To do: Retype all material exactly. Pictures stay out of the copy.

The input:

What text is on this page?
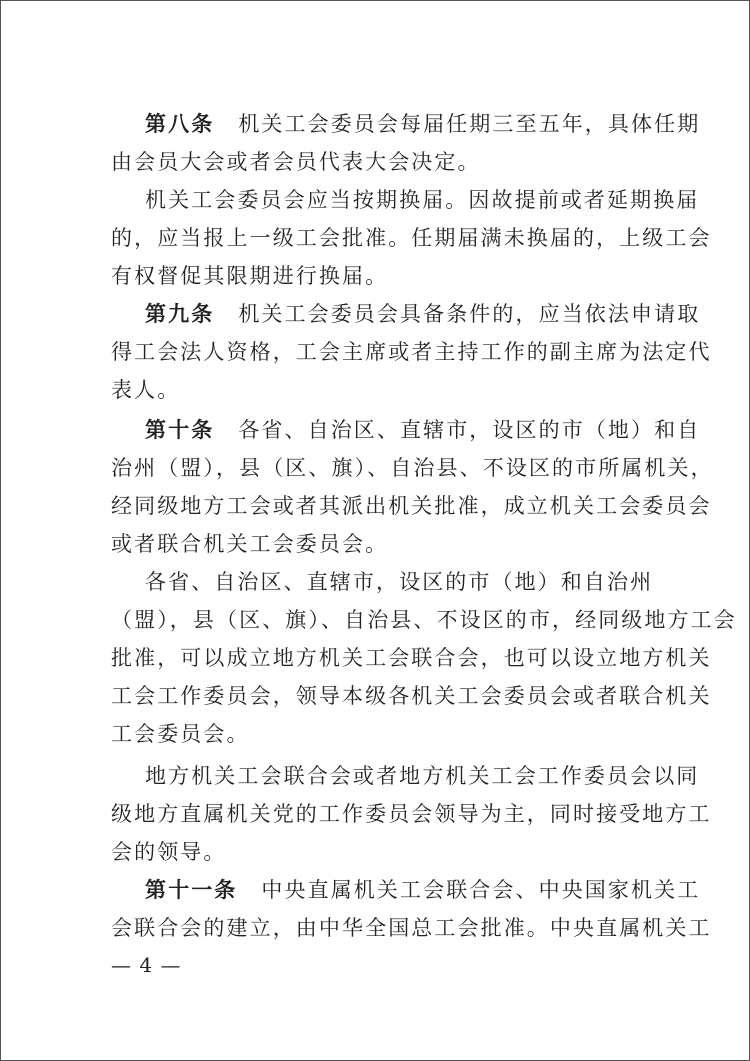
第八条 机关工会委员会每届任期三至五年，具体任期
由会员大会或者会员代表大会决定。
机关工会委员会应当按期换届。因故提前或者延期换届
的，应当报上一级工会批准。任期届满未换届的，上级工会
有权督促其限期进行换届。
第九条 机关工会委员会具备条件的，应当依法申请取
得工会法人资格，工会主席或者主持工作的副主席为法定代
表人。
第十条 各省、自治区、直辖市，设区的市（地）和自
治州（盟），县（区、旗）、自治县、不设区的市所属机关，
经同级地方工会或者其派出机关批准，成立机关工会委员会
或者联合机关工会委员会。
各省、自治区、直辖市，设区的市（地）和自治州
（盟），县（区、旗）、自治县、不设区的市，经同级地方工会
批准，可以成立地方机关工会联合会，也可以设立地方机关
工会工作委员会，领导本级各机关工会委员会或者联合机关
工会委员会。
地方机关工会联合会或者地方机关工会工作委员会以同
级地方直属机关党的工作委员会领导为主，同时接受地方工
会的领导。
第十一条 中央直属机关工会联合会、中央国家机关工
会联合会的建立，由中华全国总工会批准。中央直属机关工
— 4 —
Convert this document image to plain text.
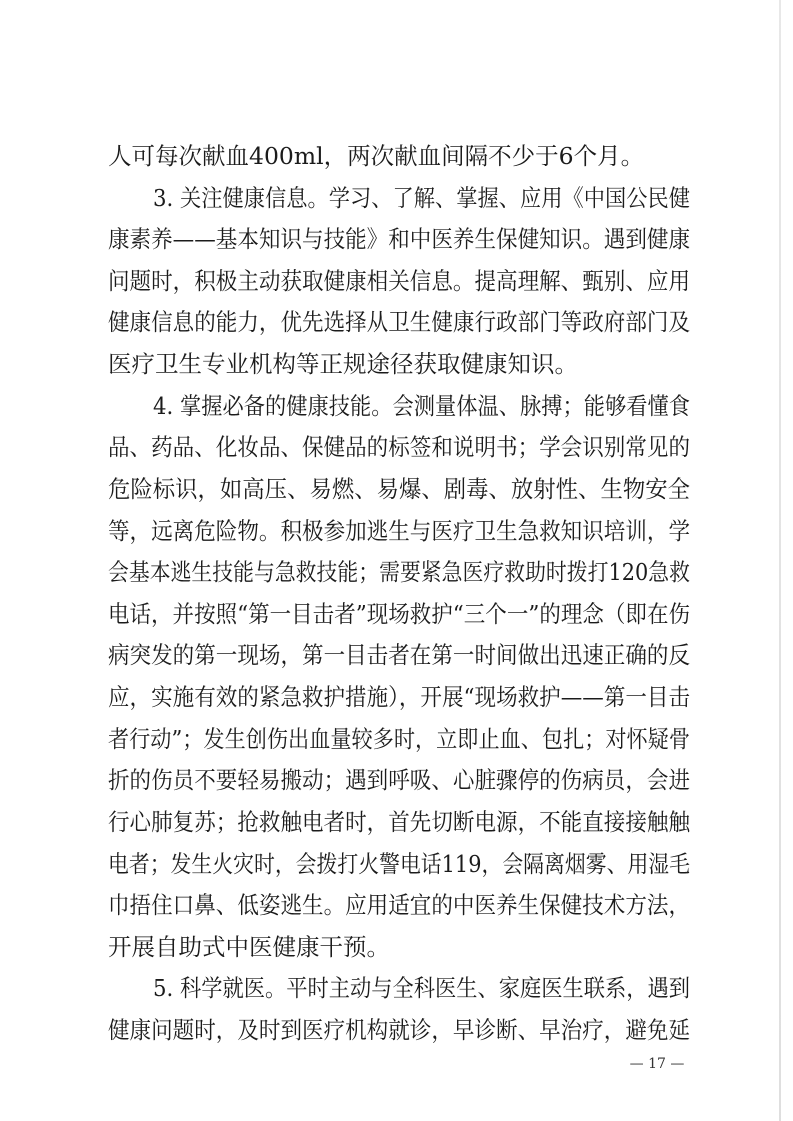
人可每次献血400ml，两次献血间隔不少于6个月。
3. 关注健康信息。学习、了解、掌握、应用《中国公民健
康素养——基本知识与技能》和中医养生保健知识。遇到健康
问题时，积极主动获取健康相关信息。提高理解、甄别、应用
健康信息的能力，优先选择从卫生健康行政部门等政府部门及
医疗卫生专业机构等正规途径获取健康知识。
4. 掌握必备的健康技能。会测量体温、脉搏；能够看懂食
品、药品、化妆品、保健品的标签和说明书；学会识别常见的
危险标识，如高压、易燃、易爆、剧毒、放射性、生物安全
等，远离危险物。积极参加逃生与医疗卫生急救知识培训，学
会基本逃生技能与急救技能；需要紧急医疗救助时拨打120急救
电话，并按照“第一目击者”现场救护“三个一”的理念（即在伤
病突发的第一现场，第一目击者在第一时间做出迅速正确的反
应，实施有效的紧急救护措施），开展“现场救护——第一目击
者行动”；发生创伤出血量较多时，立即止血、包扎；对怀疑骨
折的伤员不要轻易搬动；遇到呼吸、心脏骤停的伤病员，会进
行心肺复苏；抢救触电者时，首先切断电源，不能直接接触触
电者；发生火灾时，会拨打火警电话119，会隔离烟雾、用湿毛
巾捂住口鼻、低姿逃生。应用适宜的中医养生保健技术方法，
开展自助式中医健康干预。
5. 科学就医。平时主动与全科医生、家庭医生联系，遇到
健康问题时，及时到医疗机构就诊，早诊断、早治疗，避免延
— 17 —
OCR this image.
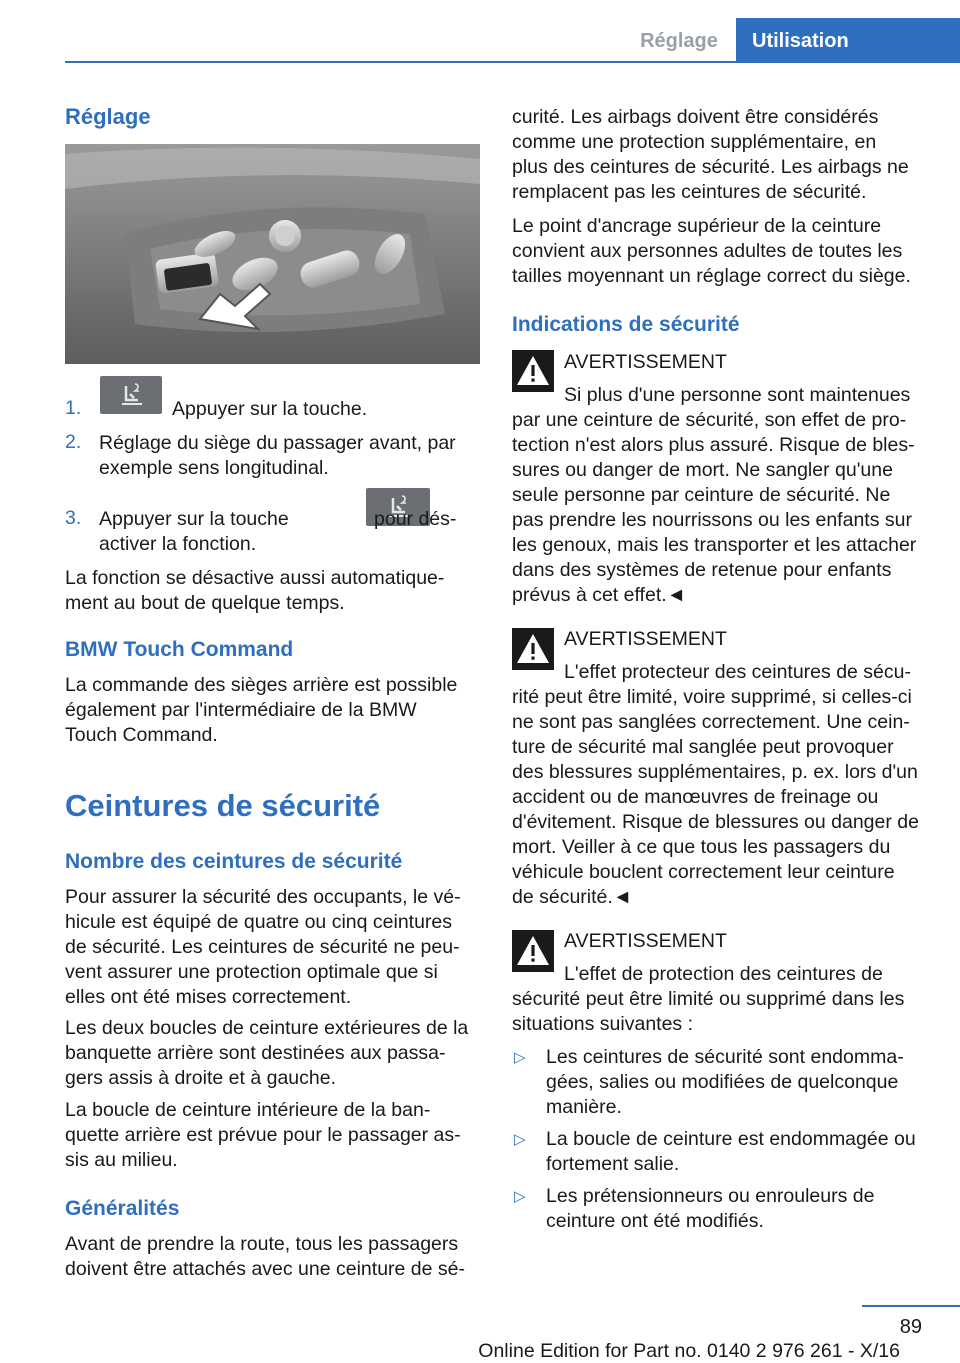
Réglage	Utilisation
Réglage
1.
	Appuyer sur la touche.
2. Réglage du siège du passager avant, par
exemple sens longitudinal.
3. Appuyer sur la touche	pour dés-
activer la fonction.
La fonction se désactive aussi automatique-
ment au bout de quelque temps.
BMW Touch Command
La commande des sièges arrière est possible
également par l'intermédiaire de la BMW
Touch Command.
Ceintures de sécurité
Nombre des ceintures de sécurité
Pour assurer la sécurité des occupants, le vé-
hicule est équipé de quatre ou cinq ceintures
de sécurité. Les ceintures de sécurité ne peu-
vent assurer une protection optimale que si
elles ont été mises correctement.
Les deux boucles de ceinture extérieures de la
banquette arrière sont destinées aux passa-
gers assis à droite et à gauche.
La boucle de ceinture intérieure de la ban-
quette arrière est prévue pour le passager as-
sis au milieu.
Généralités
Avant de prendre la route, tous les passagers
doivent être attachés avec une ceinture de sé-
curité. Les airbags doivent être considérés
comme une protection supplémentaire, en
plus des ceintures de sécurité. Les airbags ne
remplacent pas les ceintures de sécurité.
Le point d'ancrage supérieur de la ceinture
convient aux personnes adultes de toutes les
tailles moyennant un réglage correct du siège.
Indications de sécurité
AVERTISSEMENT
Si plus d'une personne sont maintenues
par une ceinture de sécurité, son effet de pro-
tection n'est alors plus assuré. Risque de bles-
sures ou danger de mort. Ne sangler qu'une
seule personne par ceinture de sécurité. Ne
pas prendre les nourrissons ou les enfants sur
les genoux, mais les transporter et les attacher
dans des systèmes de retenue pour enfants
prévus à cet effet.◄
AVERTISSEMENT
L'effet protecteur des ceintures de sécu-
rité peut être limité, voire supprimé, si celles-ci
ne sont pas sanglées correctement. Une cein-
ture de sécurité mal sanglée peut provoquer
des blessures supplémentaires, p. ex. lors d'un
accident ou de manœuvres de freinage ou
d'évitement. Risque de blessures ou danger de
mort. Veiller à ce que tous les passagers du
véhicule bouclent correctement leur ceinture
de sécurité.◄
AVERTISSEMENT
L'effet de protection des ceintures de
sécurité peut être limité ou supprimé dans les
situations suivantes :
▷ Les ceintures de sécurité sont endomma-
gées, salies ou modifiées de quelconque
manière.
▷ La boucle de ceinture est endommagée ou
fortement salie.
▷ Les prétensionneurs ou enrouleurs de
ceinture ont été modifiés.
89
Online Edition for Part no. 0140 2 976 261 - X/16
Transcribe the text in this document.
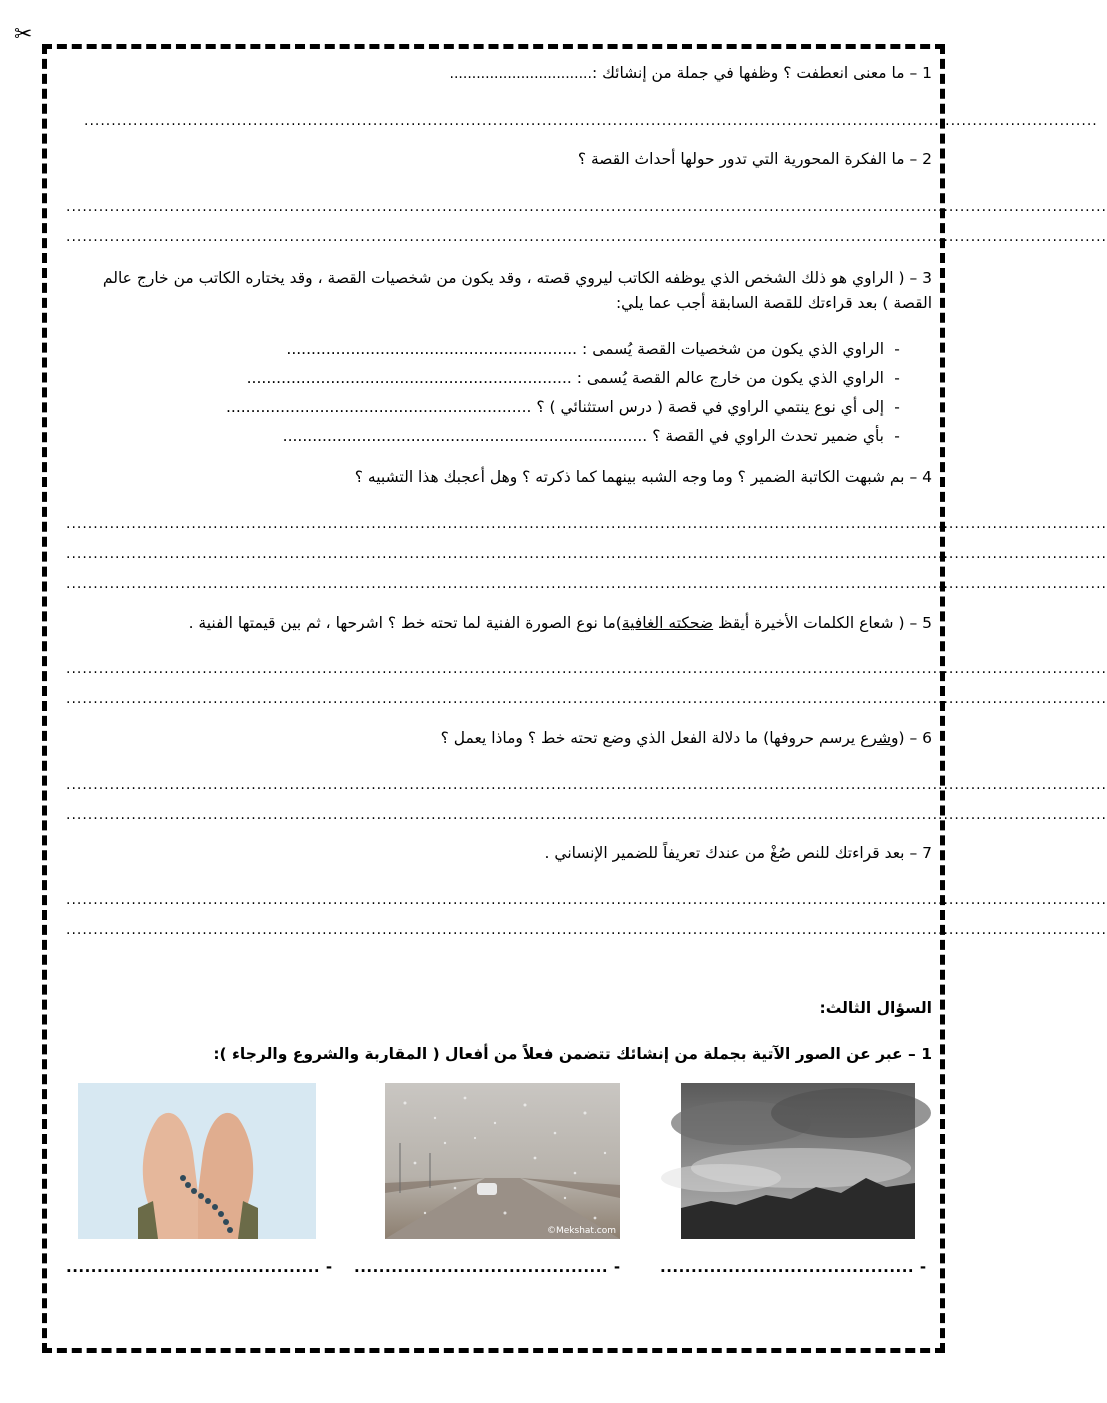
✂
1 – ما معنى انعطفت ؟ وظفها في جملة من إنشائك :................................
..........................................................................................................................................................................................
2 – ما الفكرة المحورية التي تدور حولها أحداث القصة ؟
...............................................................................................................................................................................................
...............................................................................................................................................................................................
3 – ( الراوي هو ذلك الشخص الذي يوظفه الكاتب ليروي قصته ، وقد يكون من شخصيات القصة ، وقد يختاره الكاتب من خارج عالم القصة ) بعد قراءتك للقصة السابقة أجب عما يلي:
-الراوي الذي يكون من شخصيات القصة يُسمى : ...........................................................
-الراوي الذي يكون من خارج عالم القصة يُسمى : ..................................................................
-إلى أي نوع ينتمي الراوي في قصة ( درس استثنائي ) ؟ ..............................................................
-بأي ضمير تحدث الراوي في القصة ؟ ..........................................................................
4 – بم شبهت الكاتبة الضمير ؟ وما وجه الشبه بينهما كما ذكرته ؟ وهل أعجبك هذا التشبيه ؟
...............................................................................................................................................................................................
...............................................................................................................................................................................................
...............................................................................................................................................................................................
5 – ( شعاع الكلمات الأخيرة أيقظ ضحكته الغافية)ما نوع الصورة الفنية لما تحته خط ؟ اشرحها ، ثم بين قيمتها الفنية .
...............................................................................................................................................................................................
...............................................................................................................................................................................................
6 – (وشرع يرسم حروفها) ما دلالة الفعل الذي وضع تحته خط ؟ وماذا يعمل ؟
...............................................................................................................................................................................................
...............................................................................................................................................................................................
7 – بعد قراءتك للنص صُغْ من عندك تعريفاً للضمير الإنساني .
...............................................................................................................................................................................................
...............................................................................................................................................................................................
السؤال الثالث:
1 – عبر عن الصور الآتية بجملة من إنشائك تتضمن فعلاً من أفعال ( المقاربة والشروع والرجاء ):
©Mekshat.com
......................................... - ......................................... -	......................................... -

Correct answer:
What text is on this page?
第八条 机关工会委员会每届任期三至五年，具体任期
由会员大会或者会员代表大会决定。
机关工会委员会应当按期换届。因故提前或者延期换届
的，应当报上一级工会批准。任期届满未换届的，上级工会
有权督促其限期进行换届。
第九条 机关工会委员会具备条件的，应当依法申请取
得工会法人资格，工会主席或者主持工作的副主席为法定代
表人。
第十条 各省、自治区、直辖市，设区的市（地）和自
治州（盟），县（区、旗）、自治县、不设区的市所属机关，
经同级地方工会或者其派出机关批准，成立机关工会委员会
或者联合机关工会委员会。
各省、自治区、直辖市，设区的市（地）和自治州
（盟），县（区、旗）、自治县、不设区的市，经同级地方工会
批准，可以成立地方机关工会联合会，也可以设立地方机关
工会工作委员会，领导本级各机关工会委员会或者联合机关
工会委员会。
地方机关工会联合会或者地方机关工会工作委员会以同
级地方直属机关党的工作委员会领导为主，同时接受地方工
会的领导。
第十一条 中央直属机关工会联合会、中央国家机关工
会联合会的建立，由中华全国总工会批准。中央直属机关工
— 4 —
Convert this document image to plain text.
人可每次献血400ml，两次献血间隔不少于6个月。
3. 关注健康信息。学习、了解、掌握、应用《中国公民健
康素养——基本知识与技能》和中医养生保健知识。遇到健康
问题时，积极主动获取健康相关信息。提高理解、甄别、应用
健康信息的能力，优先选择从卫生健康行政部门等政府部门及
医疗卫生专业机构等正规途径获取健康知识。
4. 掌握必备的健康技能。会测量体温、脉搏；能够看懂食
品、药品、化妆品、保健品的标签和说明书；学会识别常见的
危险标识，如高压、易燃、易爆、剧毒、放射性、生物安全
等，远离危险物。积极参加逃生与医疗卫生急救知识培训，学
会基本逃生技能与急救技能；需要紧急医疗救助时拨打120急救
电话，并按照“第一目击者”现场救护“三个一”的理念（即在伤
病突发的第一现场，第一目击者在第一时间做出迅速正确的反
应，实施有效的紧急救护措施），开展“现场救护——第一目击
者行动”；发生创伤出血量较多时，立即止血、包扎；对怀疑骨
折的伤员不要轻易搬动；遇到呼吸、心脏骤停的伤病员，会进
行心肺复苏；抢救触电者时，首先切断电源，不能直接接触触
电者；发生火灾时，会拨打火警电话119，会隔离烟雾、用湿毛
巾捂住口鼻、低姿逃生。应用适宜的中医养生保健技术方法，
开展自助式中医健康干预。
5. 科学就医。平时主动与全科医生、家庭医生联系，遇到
健康问题时，及时到医疗机构就诊，早诊断、早治疗，避免延
— 17 —
OCR this image.
Réglage	Utilisation
Réglage
1.
	Appuyer sur la touche.
2. Réglage du siège du passager avant, par
exemple sens longitudinal.
3. Appuyer sur la touche	pour dés-
activer la fonction.
La fonction se désactive aussi automatique-
ment au bout de quelque temps.
BMW Touch Command
La commande des sièges arrière est possible
également par l'intermédiaire de la BMW
Touch Command.
Ceintures de sécurité
Nombre des ceintures de sécurité
Pour assurer la sécurité des occupants, le vé-
hicule est équipé de quatre ou cinq ceintures
de sécurité. Les ceintures de sécurité ne peu-
vent assurer une protection optimale que si
elles ont été mises correctement.
Les deux boucles de ceinture extérieures de la
banquette arrière sont destinées aux passa-
gers assis à droite et à gauche.
La boucle de ceinture intérieure de la ban-
quette arrière est prévue pour le passager as-
sis au milieu.
Généralités
Avant de prendre la route, tous les passagers
doivent être attachés avec une ceinture de sé-
curité. Les airbags doivent être considérés
comme une protection supplémentaire, en
plus des ceintures de sécurité. Les airbags ne
remplacent pas les ceintures de sécurité.
Le point d'ancrage supérieur de la ceinture
convient aux personnes adultes de toutes les
tailles moyennant un réglage correct du siège.
Indications de sécurité
AVERTISSEMENT
Si plus d'une personne sont maintenues
par une ceinture de sécurité, son effet de pro-
tection n'est alors plus assuré. Risque de bles-
sures ou danger de mort. Ne sangler qu'une
seule personne par ceinture de sécurité. Ne
pas prendre les nourrissons ou les enfants sur
les genoux, mais les transporter et les attacher
dans des systèmes de retenue pour enfants
prévus à cet effet.◄
AVERTISSEMENT
L'effet protecteur des ceintures de sécu-
rité peut être limité, voire supprimé, si celles-ci
ne sont pas sanglées correctement. Une cein-
ture de sécurité mal sanglée peut provoquer
des blessures supplémentaires, p. ex. lors d'un
accident ou de manœuvres de freinage ou
d'évitement. Risque de blessures ou danger de
mort. Veiller à ce que tous les passagers du
véhicule bouclent correctement leur ceinture
de sécurité.◄
AVERTISSEMENT
L'effet de protection des ceintures de
sécurité peut être limité ou supprimé dans les
situations suivantes :
▷ Les ceintures de sécurité sont endomma-
gées, salies ou modifiées de quelconque
manière.
▷ La boucle de ceinture est endommagée ou
fortement salie.
▷ Les prétensionneurs ou enrouleurs de
ceinture ont été modifiés.
89
Online Edition for Part no. 0140 2 976 261 - X/16
Transcribe the text in this document.
✂
1 – ما معنى انعطفت ؟ وظفها في جملة من إنشائك :................................
..........................................................................................................................................................................................
2 – ما الفكرة المحورية التي تدور حولها أحداث القصة ؟
...............................................................................................................................................................................................
...............................................................................................................................................................................................
3 – ( الراوي هو ذلك الشخص الذي يوظفه الكاتب ليروي قصته ، وقد يكون من شخصيات القصة ، وقد يختاره الكاتب من خارج عالم القصة ) بعد قراءتك للقصة السابقة أجب عما يلي:
-الراوي الذي يكون من شخصيات القصة يُسمى : ...........................................................
-الراوي الذي يكون من خارج عالم القصة يُسمى : ..................................................................
-إلى أي نوع ينتمي الراوي في قصة ( درس استثنائي ) ؟ ..............................................................
-بأي ضمير تحدث الراوي في القصة ؟ ..........................................................................
4 – بم شبهت الكاتبة الضمير ؟ وما وجه الشبه بينهما كما ذكرته ؟ وهل أعجبك هذا التشبيه ؟
...............................................................................................................................................................................................
...............................................................................................................................................................................................
...............................................................................................................................................................................................
5 – ( شعاع الكلمات الأخيرة أيقظ ضحكته الغافية)ما نوع الصورة الفنية لما تحته خط ؟ اشرحها ، ثم بين قيمتها الفنية .
...............................................................................................................................................................................................
...............................................................................................................................................................................................
6 – (وشرع يرسم حروفها) ما دلالة الفعل الذي وضع تحته خط ؟ وماذا يعمل ؟
...............................................................................................................................................................................................
...............................................................................................................................................................................................
7 – بعد قراءتك للنص صُغْ من عندك تعريفاً للضمير الإنساني .
...............................................................................................................................................................................................
...............................................................................................................................................................................................
السؤال الثالث:
1 – عبر عن الصور الآتية بجملة من إنشائك تتضمن فعلاً من أفعال ( المقاربة والشروع والرجاء ):
©Mekshat.com
......................................... - ......................................... -	......................................... -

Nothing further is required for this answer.